→ YOUR GOAL:
Your task is to tally the lines of the listing containing the word "value" and report the figure alone.
## start RECORD EXTRACTS
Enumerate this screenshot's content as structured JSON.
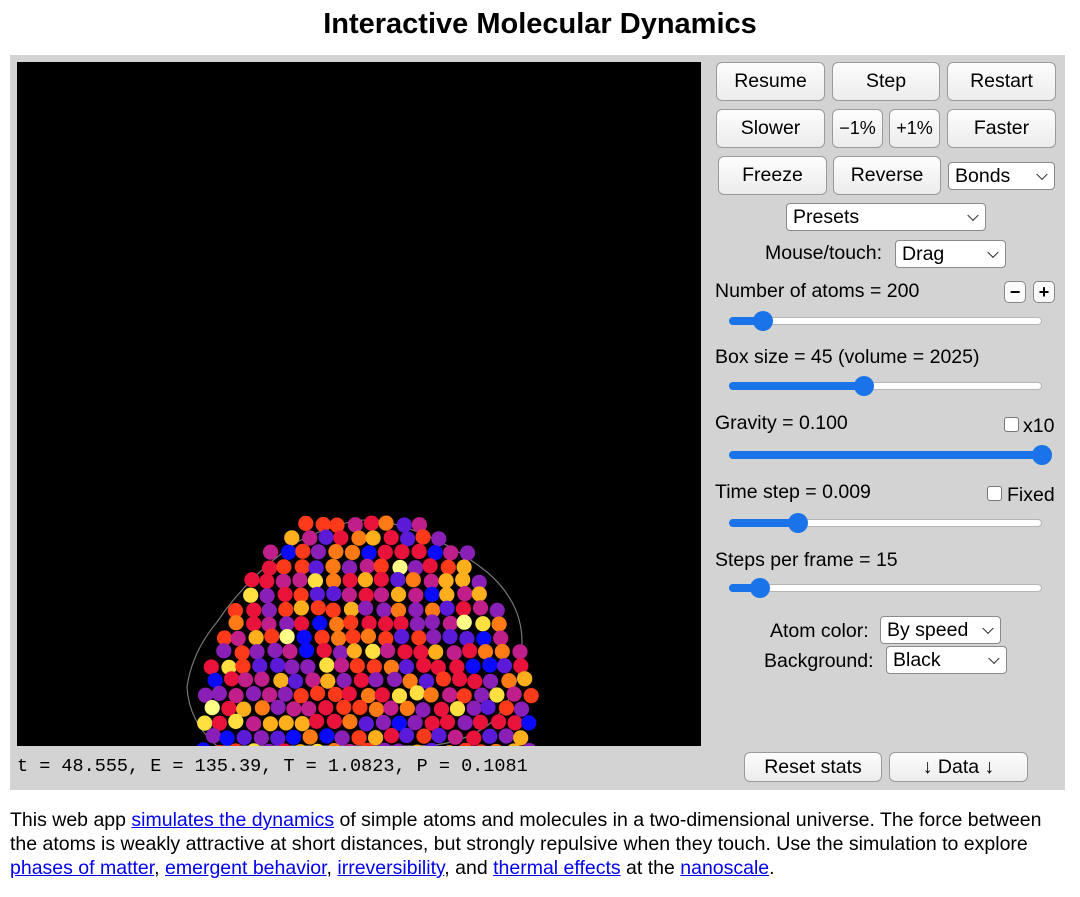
{
  "page": {
    "title": "Interactive Molecular Dynamics"
  },
  "stats": {
    "text": "t = 48.555, E = 135.39, T = 1.0823, P = 0.1081"
  },
  "buttons": {
    "resume": "Resume",
    "step": "Step",
    "restart": "Restart",
    "slower": "Slower",
    "minus1": "−1%",
    "plus1": "+1%",
    "faster": "Faster",
    "freeze": "Freeze",
    "reverse": "Reverse",
    "reset_stats": "Reset stats",
    "data": "↓ Data ↓",
    "atoms_minus": "−",
    "atoms_plus": "+"
  },
  "selects": {
    "bonds": "Bonds",
    "presets": "Presets",
    "mouse_touch": {
      "label": "Mouse/touch:",
      "value": "Drag"
    },
    "atom_color": {
      "label": "Atom color:",
      "value": "By speed"
    },
    "background": {
      "label": "Background:",
      "value": "Black"
    }
  },
  "sliders": {
    "atoms": {
      "label": "Number of atoms = 200",
      "level": 0.11
    },
    "box": {
      "label": "Box size = 45 (volume = 2025)",
      "level": 0.43
    },
    "gravity": {
      "label": "Gravity = 0.100",
      "level": 1.0,
      "checkbox_label": "x10",
      "checked": false
    },
    "timestep": {
      "label": "Time step = 0.009",
      "level": 0.22,
      "checkbox_label": "Fixed",
      "checked": false
    },
    "steps": {
      "label": "Steps per frame = 15",
      "level": 0.1
    }
  },
  "colors": {
    "slider_accent": "#1a73e8",
    "panel": "#d3d3d3",
    "canvas": "#000000",
    "atom_palette": [
      "#0a0aff",
      "#5a1ad8",
      "#8a1fb8",
      "#c01e8a",
      "#e8123a",
      "#ff3a1a",
      "#ff7a14",
      "#ffae1c",
      "#ffe040",
      "#ffff88"
    ]
  },
  "description": {
    "t1": "This web app ",
    "l1": "simulates the dynamics",
    "t2": " of simple atoms and molecules in a two-dimensional universe. The force between the atoms is weakly attractive at short distances, but strongly repulsive when they touch. Use the simulation to explore ",
    "l2": "phases of matter",
    "t3": ", ",
    "l3": "emergent behavior",
    "t4": ", ",
    "l4": "irreversibility",
    "t5": ", and ",
    "l5": "thermal effects",
    "t6": " at the ",
    "l6": "nanoscale",
    "t7": "."
  }
}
## end RECORD EXTRACTS
→ PROBLEM SOLUTION:
3